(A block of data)
==*==
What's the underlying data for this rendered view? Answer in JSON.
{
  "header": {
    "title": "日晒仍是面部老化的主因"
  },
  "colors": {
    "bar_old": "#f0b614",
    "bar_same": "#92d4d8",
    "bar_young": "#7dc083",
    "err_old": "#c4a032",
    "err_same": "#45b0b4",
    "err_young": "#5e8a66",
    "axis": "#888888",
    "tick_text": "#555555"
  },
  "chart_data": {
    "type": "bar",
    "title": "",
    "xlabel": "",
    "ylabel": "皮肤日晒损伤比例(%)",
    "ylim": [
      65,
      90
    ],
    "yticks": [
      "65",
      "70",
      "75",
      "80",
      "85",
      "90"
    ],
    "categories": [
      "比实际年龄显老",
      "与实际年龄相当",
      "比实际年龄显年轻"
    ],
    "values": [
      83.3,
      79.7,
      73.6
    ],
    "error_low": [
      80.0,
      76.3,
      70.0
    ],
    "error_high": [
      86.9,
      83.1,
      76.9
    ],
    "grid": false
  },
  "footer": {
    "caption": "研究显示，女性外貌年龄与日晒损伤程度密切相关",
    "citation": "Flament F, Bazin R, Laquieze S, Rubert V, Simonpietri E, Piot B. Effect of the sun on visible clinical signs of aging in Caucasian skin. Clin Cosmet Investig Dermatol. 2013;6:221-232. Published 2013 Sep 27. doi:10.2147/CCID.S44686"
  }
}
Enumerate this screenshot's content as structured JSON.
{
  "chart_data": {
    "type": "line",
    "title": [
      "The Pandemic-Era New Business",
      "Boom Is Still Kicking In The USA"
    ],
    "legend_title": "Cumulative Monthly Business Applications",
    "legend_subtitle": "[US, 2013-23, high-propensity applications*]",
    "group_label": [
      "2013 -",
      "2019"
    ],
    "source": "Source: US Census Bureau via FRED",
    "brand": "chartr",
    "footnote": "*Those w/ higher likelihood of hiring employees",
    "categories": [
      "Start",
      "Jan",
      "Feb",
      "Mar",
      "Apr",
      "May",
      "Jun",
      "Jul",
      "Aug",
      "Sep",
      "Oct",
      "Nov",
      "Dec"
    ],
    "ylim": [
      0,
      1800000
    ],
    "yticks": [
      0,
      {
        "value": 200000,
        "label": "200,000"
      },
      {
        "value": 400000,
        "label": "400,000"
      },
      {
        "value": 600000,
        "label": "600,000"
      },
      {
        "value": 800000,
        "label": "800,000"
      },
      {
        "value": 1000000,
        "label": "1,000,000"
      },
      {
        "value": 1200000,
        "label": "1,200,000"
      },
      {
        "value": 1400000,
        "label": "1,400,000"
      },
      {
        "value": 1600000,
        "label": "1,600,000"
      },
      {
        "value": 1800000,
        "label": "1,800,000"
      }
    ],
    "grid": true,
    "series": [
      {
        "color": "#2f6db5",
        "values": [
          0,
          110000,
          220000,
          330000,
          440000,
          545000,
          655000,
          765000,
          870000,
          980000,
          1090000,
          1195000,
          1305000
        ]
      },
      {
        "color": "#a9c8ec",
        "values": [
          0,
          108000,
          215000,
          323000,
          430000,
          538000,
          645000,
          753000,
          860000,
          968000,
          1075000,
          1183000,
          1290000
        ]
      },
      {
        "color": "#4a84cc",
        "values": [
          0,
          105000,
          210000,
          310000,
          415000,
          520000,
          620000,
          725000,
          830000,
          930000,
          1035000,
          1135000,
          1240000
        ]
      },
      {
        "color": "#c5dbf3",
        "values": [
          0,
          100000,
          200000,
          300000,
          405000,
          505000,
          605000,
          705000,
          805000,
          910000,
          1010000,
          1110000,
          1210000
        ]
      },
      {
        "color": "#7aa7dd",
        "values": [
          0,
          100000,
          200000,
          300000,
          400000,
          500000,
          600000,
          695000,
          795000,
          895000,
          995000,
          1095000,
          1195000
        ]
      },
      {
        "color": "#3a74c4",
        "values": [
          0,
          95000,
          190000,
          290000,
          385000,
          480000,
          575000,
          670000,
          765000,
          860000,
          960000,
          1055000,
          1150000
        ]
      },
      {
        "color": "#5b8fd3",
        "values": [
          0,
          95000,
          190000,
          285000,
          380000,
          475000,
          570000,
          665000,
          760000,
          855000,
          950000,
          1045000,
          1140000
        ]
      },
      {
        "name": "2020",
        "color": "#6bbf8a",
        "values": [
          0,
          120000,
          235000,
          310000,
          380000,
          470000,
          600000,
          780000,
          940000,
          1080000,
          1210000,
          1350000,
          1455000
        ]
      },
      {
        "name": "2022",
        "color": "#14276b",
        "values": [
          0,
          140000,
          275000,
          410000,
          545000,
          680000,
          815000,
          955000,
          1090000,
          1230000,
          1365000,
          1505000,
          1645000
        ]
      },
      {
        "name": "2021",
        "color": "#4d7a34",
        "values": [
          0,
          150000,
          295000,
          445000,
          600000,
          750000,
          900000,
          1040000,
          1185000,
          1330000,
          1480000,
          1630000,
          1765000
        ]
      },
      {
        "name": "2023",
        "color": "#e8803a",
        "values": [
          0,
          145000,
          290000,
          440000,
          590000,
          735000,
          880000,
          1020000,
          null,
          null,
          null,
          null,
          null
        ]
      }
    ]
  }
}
==*==
WHAT YOU WILL DO: Write out all the lines again, exactly as they are.

REPLY TO THE EXERCISE:
What's the underlying data for this rendered view? Answer in JSON.
{
  "header": {
    "title": "日晒仍是面部老化的主因"
  },
  "colors": {
    "bar_old": "#f0b614",
    "bar_same": "#92d4d8",
    "bar_young": "#7dc083",
    "err_old": "#c4a032",
    "err_same": "#45b0b4",
    "err_young": "#5e8a66",
    "axis": "#888888",
    "tick_text": "#555555"
  },
  "chart_data": {
    "type": "bar",
    "title": "",
    "xlabel": "",
    "ylabel": "皮肤日晒损伤比例(%)",
    "ylim": [
      65,
      90
    ],
    "yticks": [
      "65",
      "70",
      "75",
      "80",
      "85",
      "90"
    ],
    "categories": [
      "比实际年龄显老",
      "与实际年龄相当",
      "比实际年龄显年轻"
    ],
    "values": [
      83.3,
      79.7,
      73.6
    ],
    "error_low": [
      80.0,
      76.3,
      70.0
    ],
    "error_high": [
      86.9,
      83.1,
      76.9
    ],
    "grid": false
  },
  "footer": {
    "caption": "研究显示，女性外貌年龄与日晒损伤程度密切相关",
    "citation": "Flament F, Bazin R, Laquieze S, Rubert V, Simonpietri E, Piot B. Effect of the sun on visible clinical signs of aging in Caucasian skin. Clin Cosmet Investig Dermatol. 2013;6:221-232. Published 2013 Sep 27. doi:10.2147/CCID.S44686"
  }
}
Enumerate this screenshot's content as structured JSON.
{
  "chart_data": {
    "type": "line",
    "title": [
      "The Pandemic-Era New Business",
      "Boom Is Still Kicking In The USA"
    ],
    "legend_title": "Cumulative Monthly Business Applications",
    "legend_subtitle": "[US, 2013-23, high-propensity applications*]",
    "group_label": [
      "2013 -",
      "2019"
    ],
    "source": "Source: US Census Bureau via FRED",
    "brand": "chartr",
    "footnote": "*Those w/ higher likelihood of hiring employees",
    "categories": [
      "Start",
      "Jan",
      "Feb",
      "Mar",
      "Apr",
      "May",
      "Jun",
      "Jul",
      "Aug",
      "Sep",
      "Oct",
      "Nov",
      "Dec"
    ],
    "ylim": [
      0,
      1800000
    ],
    "yticks": [
      0,
      {
        "value": 200000,
        "label": "200,000"
      },
      {
        "value": 400000,
        "label": "400,000"
      },
      {
        "value": 600000,
        "label": "600,000"
      },
      {
        "value": 800000,
        "label": "800,000"
      },
      {
        "value": 1000000,
        "label": "1,000,000"
      },
      {
        "value": 1200000,
        "label": "1,200,000"
      },
      {
        "value": 1400000,
        "label": "1,400,000"
      },
      {
        "value": 1600000,
        "label": "1,600,000"
      },
      {
        "value": 1800000,
        "label": "1,800,000"
      }
    ],
    "grid": true,
    "series": [
      {
        "color": "#2f6db5",
        "values": [
          0,
          110000,
          220000,
          330000,
          440000,
          545000,
          655000,
          765000,
          870000,
          980000,
          1090000,
          1195000,
          1305000
        ]
      },
      {
        "color": "#a9c8ec",
        "values": [
          0,
          108000,
          215000,
          323000,
          430000,
          538000,
          645000,
          753000,
          860000,
          968000,
          1075000,
          1183000,
          1290000
        ]
      },
      {
        "color": "#4a84cc",
        "values": [
          0,
          105000,
          210000,
          310000,
          415000,
          520000,
          620000,
          725000,
          830000,
          930000,
          1035000,
          1135000,
          1240000
        ]
      },
      {
        "color": "#c5dbf3",
        "values": [
          0,
          100000,
          200000,
          300000,
          405000,
          505000,
          605000,
          705000,
          805000,
          910000,
          1010000,
          1110000,
          1210000
        ]
      },
      {
        "color": "#7aa7dd",
        "values": [
          0,
          100000,
          200000,
          300000,
          400000,
          500000,
          600000,
          695000,
          795000,
          895000,
          995000,
          1095000,
          1195000
        ]
      },
      {
        "color": "#3a74c4",
        "values": [
          0,
          95000,
          190000,
          290000,
          385000,
          480000,
          575000,
          670000,
          765000,
          860000,
          960000,
          1055000,
          1150000
        ]
      },
      {
        "color": "#5b8fd3",
        "values": [
          0,
          95000,
          190000,
          285000,
          380000,
          475000,
          570000,
          665000,
          760000,
          855000,
          950000,
          1045000,
          1140000
        ]
      },
      {
        "name": "2020",
        "color": "#6bbf8a",
        "values": [
          0,
          120000,
          235000,
          310000,
          380000,
          470000,
          600000,
          780000,
          940000,
          1080000,
          1210000,
          1350000,
          1455000
        ]
      },
      {
        "name": "2022",
        "color": "#14276b",
        "values": [
          0,
          140000,
          275000,
          410000,
          545000,
          680000,
          815000,
          955000,
          1090000,
          1230000,
          1365000,
          1505000,
          1645000
        ]
      },
      {
        "name": "2021",
        "color": "#4d7a34",
        "values": [
          0,
          150000,
          295000,
          445000,
          600000,
          750000,
          900000,
          1040000,
          1185000,
          1330000,
          1480000,
          1630000,
          1765000
        ]
      },
      {
        "name": "2023",
        "color": "#e8803a",
        "values": [
          0,
          145000,
          290000,
          440000,
          590000,
          735000,
          880000,
          1020000,
          null,
          null,
          null,
          null,
          null
        ]
      }
    ]
  }
}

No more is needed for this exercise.